- _OBJECTIVE_: Transcribe all the records exactly and omit any images they hold.

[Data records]
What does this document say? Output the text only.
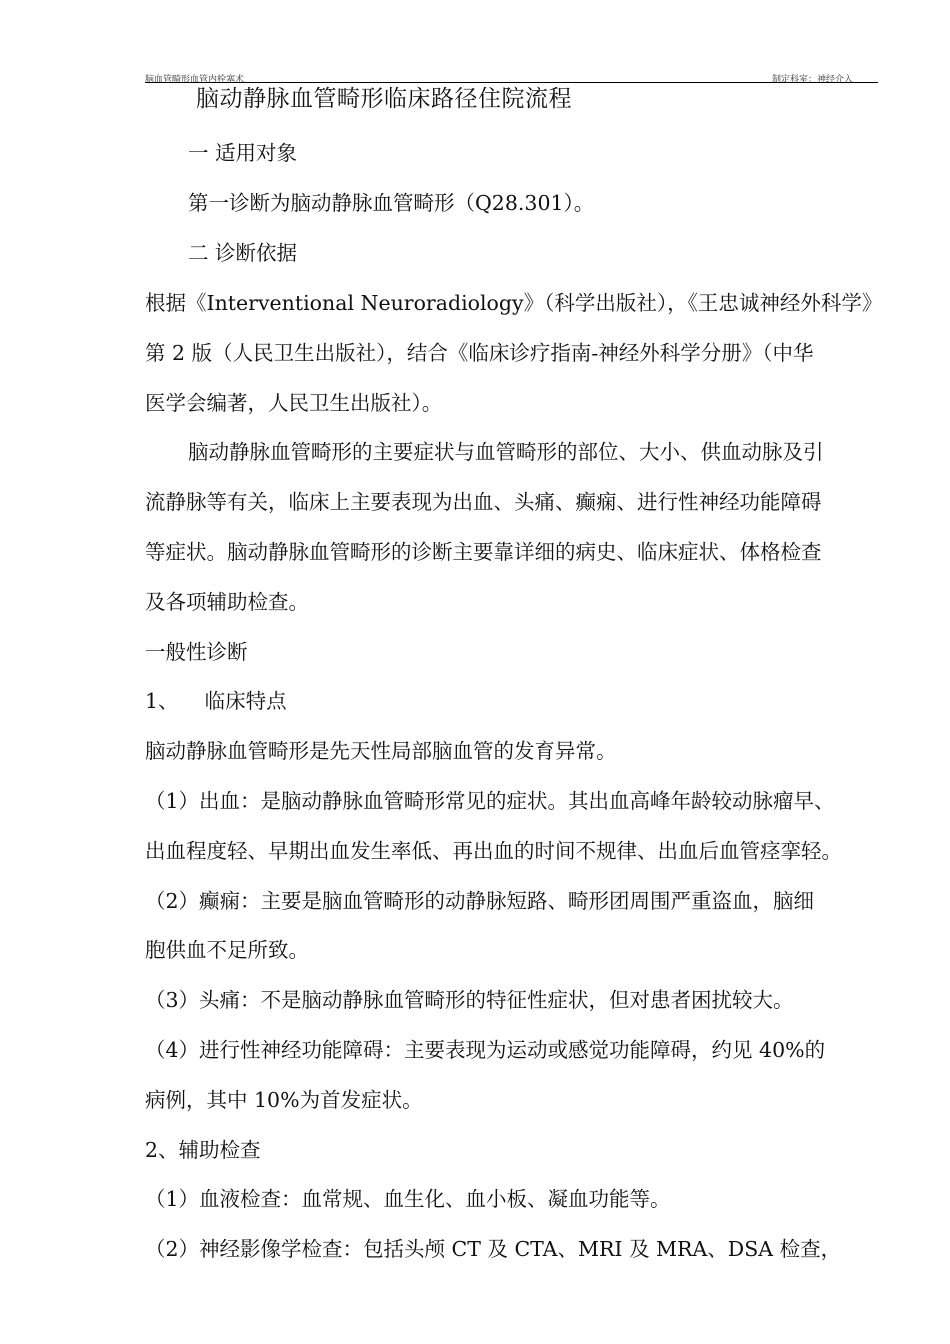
脑血管畸形血管内栓塞术	制定科室：神经介入
脑动静脉血管畸形临床路径住院流程
一 适用对象
第一诊断为脑动静脉血管畸形（Q28.301）。
二 诊断依据
根据《Interventional Neuroradiology》（科学出版社），《王忠诚神经外科学》
第 2 版（人民卫生出版社），结合《临床诊疗指南-神经外科学分册》（中华
医学会编著，人民卫生出版社）。
脑动静脉血管畸形的主要症状与血管畸形的部位、大小、供血动脉及引
流静脉等有关，临床上主要表现为出血、头痛、癫痫、进行性神经功能障碍
等症状。脑动静脉血管畸形的诊断主要靠详细的病史、临床症状、体格检查
及各项辅助检查。
一般性诊断
1、    临床特点
脑动静脉血管畸形是先天性局部脑血管的发育异常。
（1）出血：是脑动静脉血管畸形常见的症状。其出血高峰年龄较动脉瘤早、
出血程度轻、早期出血发生率低、再出血的时间不规律、出血后血管痉挛轻。
（2）癫痫：主要是脑血管畸形的动静脉短路、畸形团周围严重盗血，脑细
胞供血不足所致。
（3）头痛：不是脑动静脉血管畸形的特征性症状，但对患者困扰较大。
（4）进行性神经功能障碍：主要表现为运动或感觉功能障碍，约见 40%的
病例，其中 10%为首发症状。
2、辅助检查
（1）血液检查：血常规、血生化、血小板、凝血功能等。
（2）神经影像学检查：包括头颅 CT 及 CTA、MRI 及 MRA、DSA 检查，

- _TASK OUTPUT_:
What does this document say? Output the text only.
脑血管畸形血管内栓塞术	制定科室：神经介入
脑动静脉血管畸形临床路径住院流程
一 适用对象
第一诊断为脑动静脉血管畸形（Q28.301）。
二 诊断依据
根据《Interventional Neuroradiology》（科学出版社），《王忠诚神经外科学》
第 2 版（人民卫生出版社），结合《临床诊疗指南-神经外科学分册》（中华
医学会编著，人民卫生出版社）。
脑动静脉血管畸形的主要症状与血管畸形的部位、大小、供血动脉及引
流静脉等有关，临床上主要表现为出血、头痛、癫痫、进行性神经功能障碍
等症状。脑动静脉血管畸形的诊断主要靠详细的病史、临床症状、体格检查
及各项辅助检查。
一般性诊断
1、    临床特点
脑动静脉血管畸形是先天性局部脑血管的发育异常。
（1）出血：是脑动静脉血管畸形常见的症状。其出血高峰年龄较动脉瘤早、
出血程度轻、早期出血发生率低、再出血的时间不规律、出血后血管痉挛轻。
（2）癫痫：主要是脑血管畸形的动静脉短路、畸形团周围严重盗血，脑细
胞供血不足所致。
（3）头痛：不是脑动静脉血管畸形的特征性症状，但对患者困扰较大。
（4）进行性神经功能障碍：主要表现为运动或感觉功能障碍，约见 40%的
病例，其中 10%为首发症状。
2、辅助检查
（1）血液检查：血常规、血生化、血小板、凝血功能等。
（2）神经影像学检查：包括头颅 CT 及 CTA、MRI 及 MRA、DSA 检查，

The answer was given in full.